-- START OF Provided records --

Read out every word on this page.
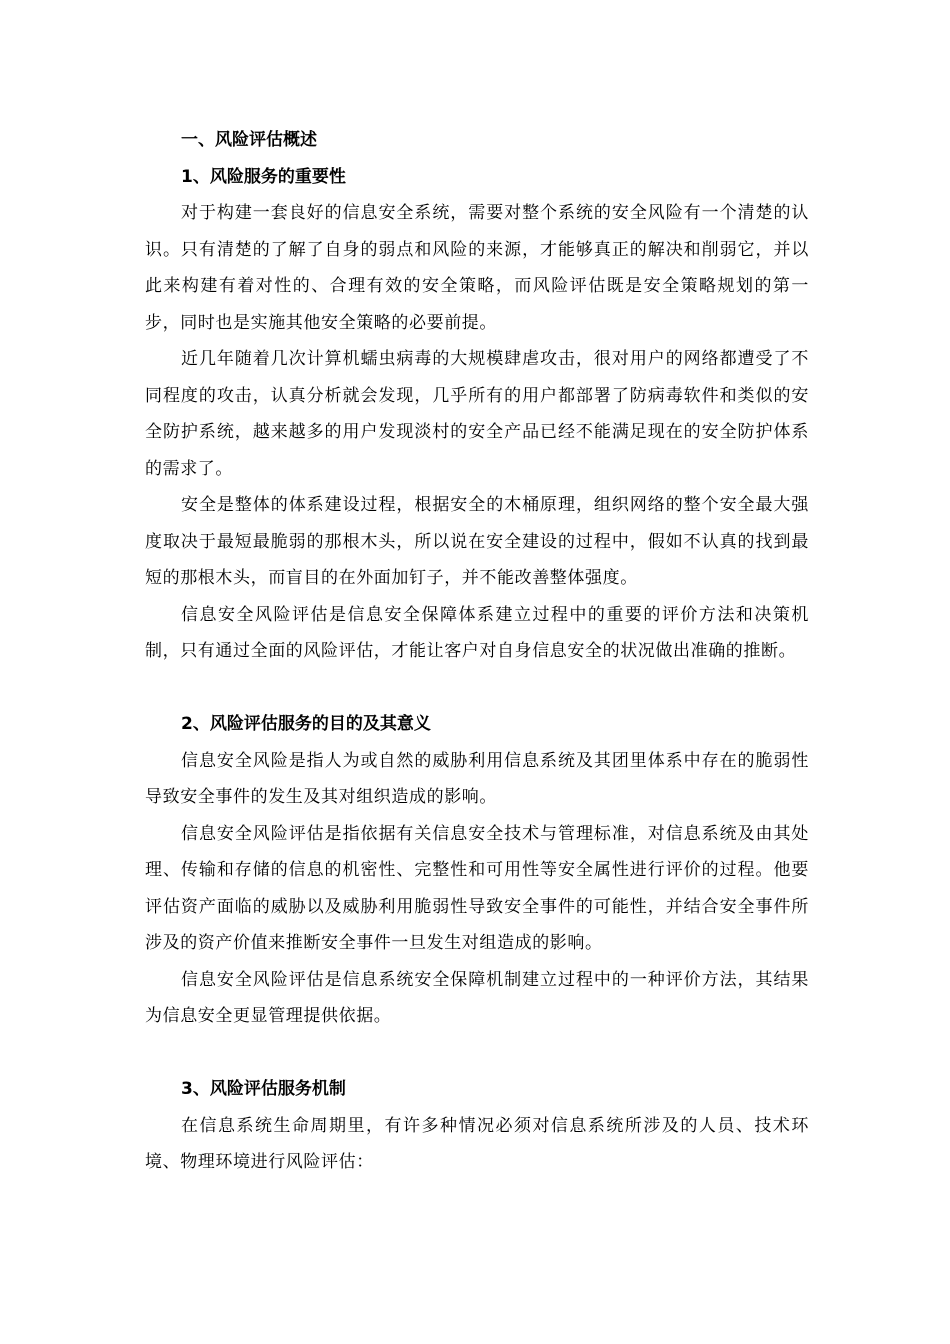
一、风险评估概述
1、风险服务的重要性

对于构建一套良好的信息安全系统，需要对整个系统的安全风险有一个清楚的认识。只有清楚的了解了自身的弱点和风险的来源，才能够真正的解决和削弱它，并以此来构建有着对性的、合理有效的安全策略，而风险评估既是安全策略规划的第一步，同时也是实施其他安全策略的必要前提。

近几年随着几次计算机蠕虫病毒的大规模肆虐攻击，很对用户的网络都遭受了不同程度的攻击，认真分析就会发现，几乎所有的用户都部署了防病毒软件和类似的安全防护系统，越来越多的用户发现淡村的安全产品已经不能满足现在的安全防护体系的需求了。

安全是整体的体系建设过程，根据安全的木桶原理，组织网络的整个安全最大强度取决于最短最脆弱的那根木头，所以说在安全建设的过程中，假如不认真的找到最短的那根木头，而盲目的在外面加钉子，并不能改善整体强度。

信息安全风险评估是信息安全保障体系建立过程中的重要的评价方法和决策机制，只有通过全面的风险评估，才能让客户对自身信息安全的状况做出准确的推断。

2、风险评估服务的目的及其意义

信息安全风险是指人为或自然的威胁利用信息系统及其团里体系中存在的脆弱性导致安全事件的发生及其对组织造成的影响。

信息安全风险评估是指依据有关信息安全技术与管理标准，对信息系统及由其处理、传输和存储的信息的机密性、完整性和可用性等安全属性进行评价的过程。他要评估资产面临的威胁以及威胁利用脆弱性导致安全事件的可能性，并结合安全事件所涉及的资产价值来推断安全事件一旦发生对组造成的影响。

信息安全风险评估是信息系统安全保障机制建立过程中的一种评价方法，其结果为信息安全更显管理提供依据。

3、风险评估服务机制

在信息系统生命周期里，有许多种情况必须对信息系统所涉及的人员、技术环境、物理环境进行风险评估：
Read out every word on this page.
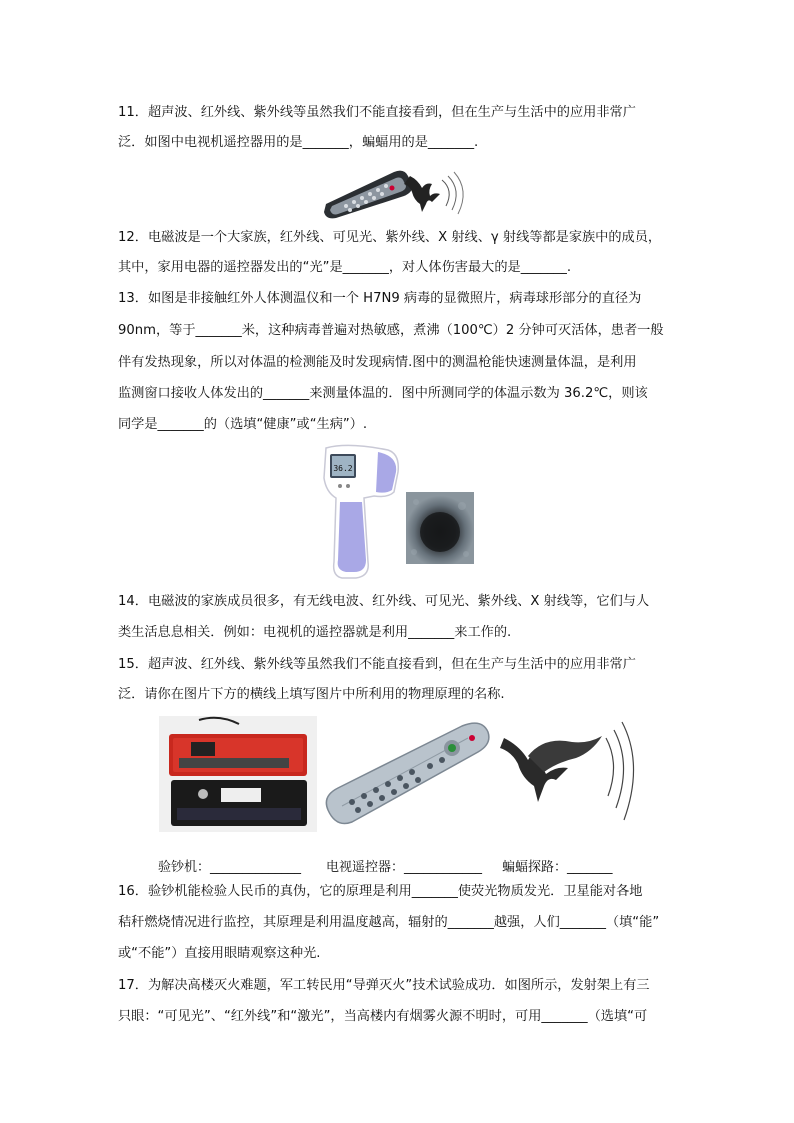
11．超声波、红外线、紫外线等虽然我们不能直接看到，但在生产与生活中的应用非常广
泛．如图中电视机遥控器用的是_______，蝙蝠用的是_______.
12．电磁波是一个大家族，红外线、可见光、紫外线、X 射线、γ 射线等都是家族中的成员，
其中，家用电器的遥控器发出的“光”是_______，对人体伤害最大的是_______.
13．如图是非接触红外人体测温仪和一个 H7N9 病毒的显微照片，病毒球形部分的直径为
90nm，等于_______米，这种病毒普遍对热敏感，煮沸（100℃）2 分钟可灭活体，患者一般
伴有发热现象，所以对体温的检测能及时发现病情.图中的测温枪能快速测量体温，是利用
监测窗口接收人体发出的_______来测量体温的．图中所测同学的体温示数为 36.2℃，则该
同学是_______的（选填“健康”或“生病”）.
36.2
14．电磁波的家族成员很多，有无线电波、红外线、可见光、紫外线、X 射线等，它们与人
类生活息息相关．例如：电视机的遥控器就是利用_______来工作的.
15．超声波、红外线、紫外线等虽然我们不能直接看到，但在生产与生活中的应用非常广
泛．请你在图片下方的横线上填写图片中所利用的物理原理的名称.
验钞机：______________ 电视遥控器：____________ 蝙蝠探路：_______
16．验钞机能检验人民币的真伪，它的原理是利用_______使荧光物质发光．卫星能对各地
秸秆燃烧情况进行监控，其原理是利用温度越高，辐射的_______越强，人们_______（填“能”
或“不能”）直接用眼睛观察这种光.
17．为解决高楼灭火难题，军工转民用“导弹灭火”技术试验成功．如图所示，发射架上有三
只眼：“可见光”、“红外线”和“激光”，当高楼内有烟雾火源不明时，可用_______（选填“可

-- END OF Provided records --

What is expected:
What is the number of lines in these records that contain "紫外线等虽然我们不能直接看到"? Reply with the number only.

In response:
2